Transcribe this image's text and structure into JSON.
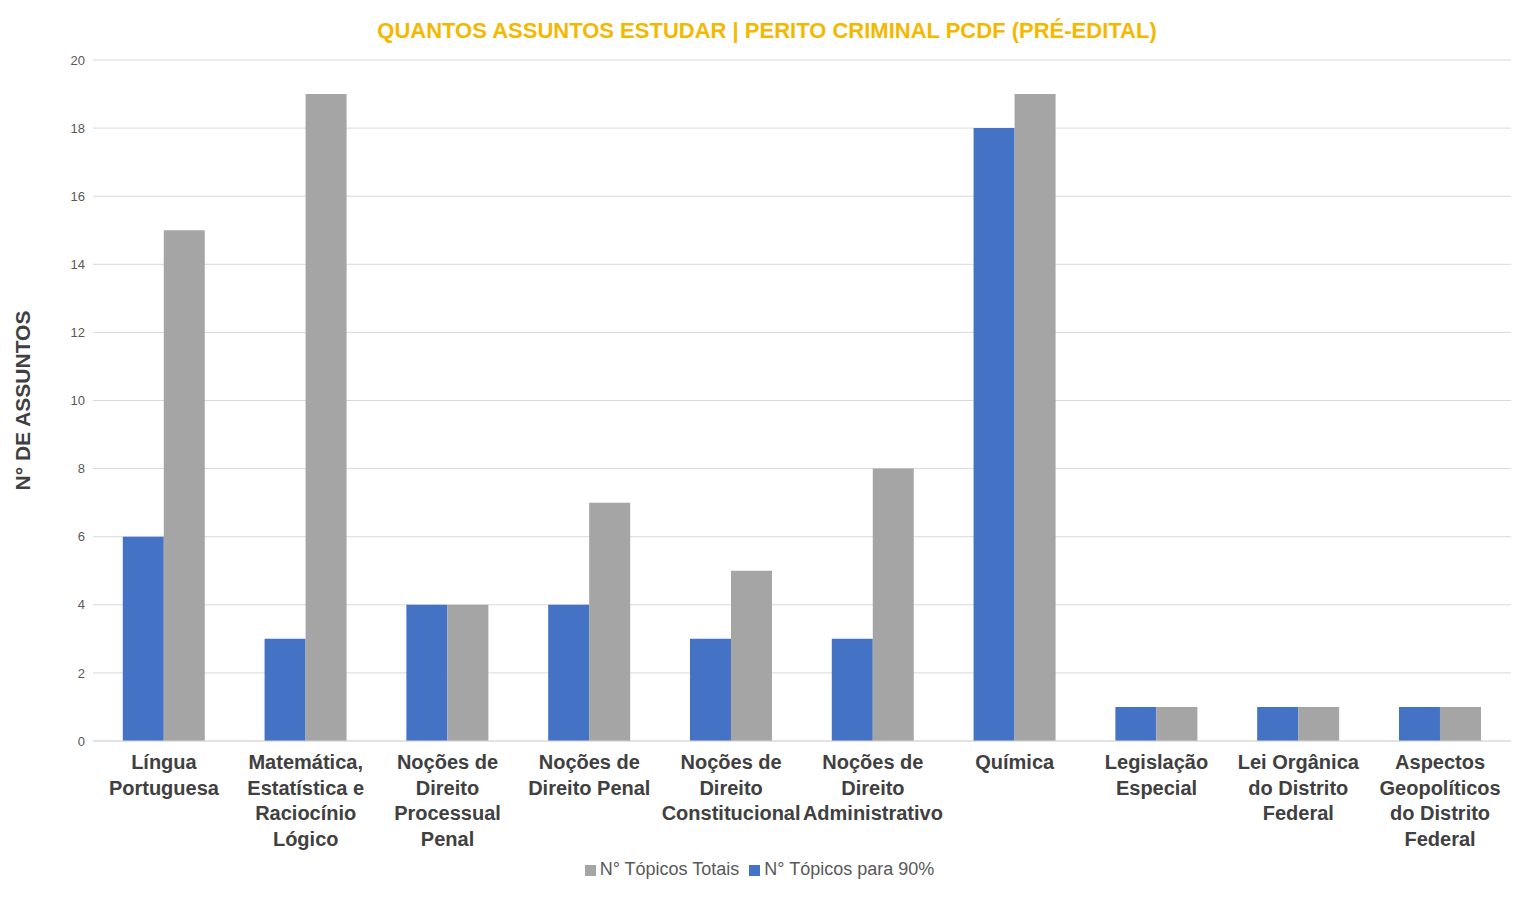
{
  "chart_data": {
    "type": "bar",
    "title": "QUANTOS ASSUNTOS ESTUDAR | PERITO CRIMINAL PCDF (PRÉ-EDITAL)",
    "y_label": "N° DE ASSUNTOS",
    "categories": [
      "Língua Portuguesa",
      "Matemática, Estatística e Raciocínio Lógico",
      "Noções de Direito Processual Penal",
      "Noções de Direito Penal",
      "Noções de Direito Constitucional",
      "Noções de Direito Administrativo",
      "Química",
      "Legislação Especial",
      "Lei Orgânica do Distrito Federal",
      "Aspectos Geopolíticos do Distrito Federal"
    ],
    "series": [
      {
        "name": "N° Tópicos para 90%",
        "color": "#4472c4",
        "values": [
          6,
          3,
          4,
          4,
          3,
          3,
          18,
          1,
          1,
          1
        ]
      },
      {
        "name": "N° Tópicos Totais",
        "color": "#a5a5a5",
        "values": [
          15,
          19,
          4,
          7,
          5,
          8,
          19,
          1,
          1,
          1
        ]
      }
    ],
    "ylim": [
      0,
      20
    ],
    "yticks": [
      0,
      2,
      4,
      6,
      8,
      10,
      12,
      14,
      16,
      18,
      20
    ],
    "grid": true,
    "legend": "bottom"
  }
}
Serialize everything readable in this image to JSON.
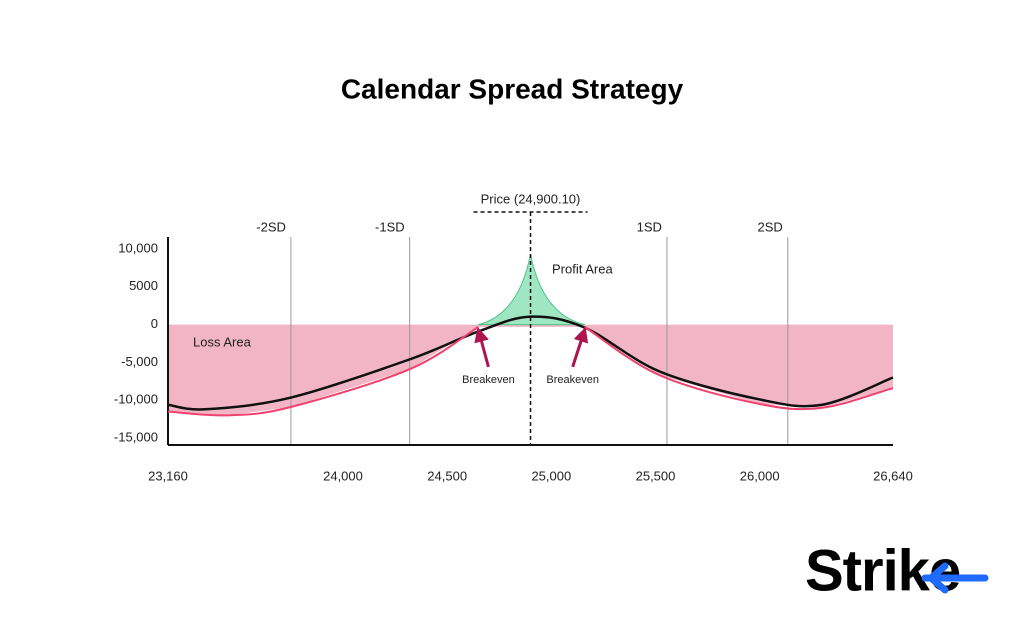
{
  "chart_data": {
    "type": "line",
    "title": "Calendar Spread Strategy",
    "xlim": [
      23160,
      26640
    ],
    "xticks": [
      {
        "value": 23160,
        "label": "23,160"
      },
      {
        "value": 24000,
        "label": "24,000"
      },
      {
        "value": 24500,
        "label": "24,500"
      },
      {
        "value": 25000,
        "label": "25,000"
      },
      {
        "value": 25500,
        "label": "25,500"
      },
      {
        "value": 26000,
        "label": "26,000"
      },
      {
        "value": 26640,
        "label": "26,640"
      }
    ],
    "ylim": [
      -15000,
      10000
    ],
    "yticks": [
      {
        "value": 10000,
        "label": "10,000"
      },
      5000,
      0,
      {
        "value": -5000,
        "label": "-5,000"
      },
      {
        "value": -10000,
        "label": "-10,000"
      },
      {
        "value": -15000,
        "label": "-15,000"
      }
    ],
    "series": [
      {
        "color": "#111111",
        "x": [
          23160,
          23340,
          23750,
          24320,
          24650,
          24900.1,
          25160,
          25520,
          26000,
          26300,
          26640
        ],
        "values": [
          -10600,
          -11200,
          -9650,
          -4600,
          -900,
          1050,
          -400,
          -6200,
          -9900,
          -10600,
          -7000
        ]
      },
      {
        "color": "#f0426f",
        "x": [
          23160,
          23450,
          23750,
          24320,
          24650,
          24900.1,
          25160,
          25520,
          26000,
          26300,
          26640
        ],
        "values": [
          -11500,
          -12000,
          -10900,
          -5900,
          -300,
          null,
          -300,
          -6700,
          -10500,
          -11000,
          -8400
        ]
      }
    ],
    "loss_area": {
      "label": "Loss Area",
      "color": "#eea3b8"
    },
    "profit_area": {
      "label": "Profit Area",
      "color": "#9fe6c2",
      "x": [
        24650,
        24900.1,
        25160
      ],
      "values": [
        0,
        9300,
        0
      ]
    },
    "price": {
      "label": "Price (24,900.10)",
      "x": 24900.1
    },
    "sd_lines": [
      {
        "label": "-2SD",
        "x": 23750
      },
      {
        "label": "-1SD",
        "x": 24320
      },
      {
        "label": "1SD",
        "x": 25555
      },
      {
        "label": "2SD",
        "x": 26135
      }
    ],
    "breakevens": [
      {
        "label": "Breakeven",
        "x": 24650,
        "y": -300
      },
      {
        "label": "Breakeven",
        "x": 25160,
        "y": -300
      }
    ],
    "brand": "Strike"
  }
}
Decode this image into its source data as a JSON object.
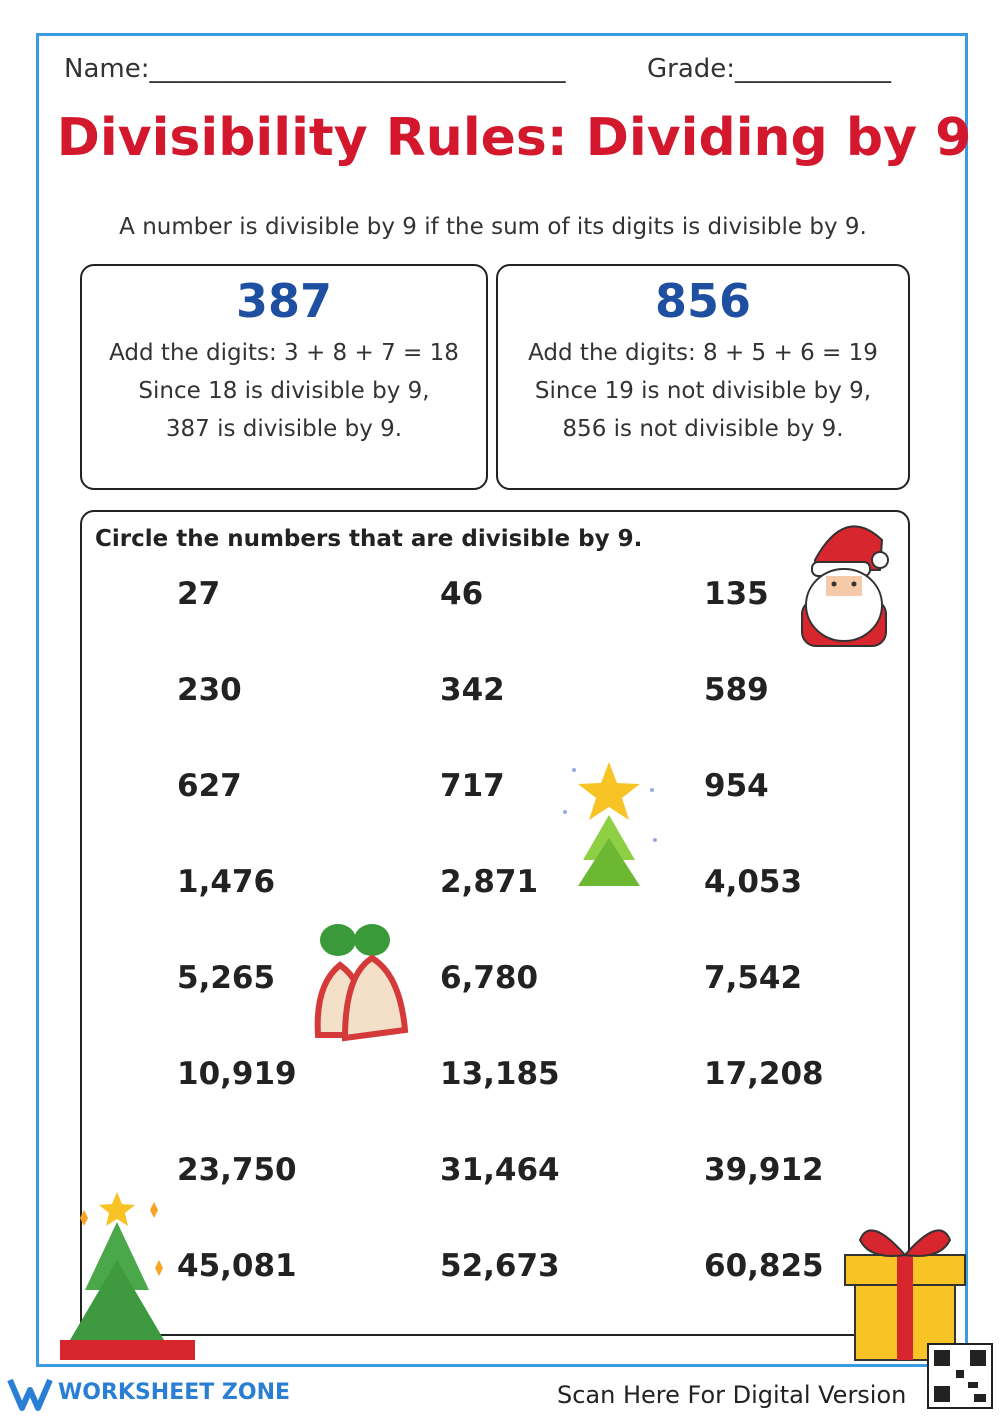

● GIVEN TASK:
Find every line that holds "Distrito" and copy it.

● SOLUTION TO THE EXERCISE:
      "Lei Orgânica do Distrito Federal",
      "Aspectos Geopolíticos do Distrito Federal"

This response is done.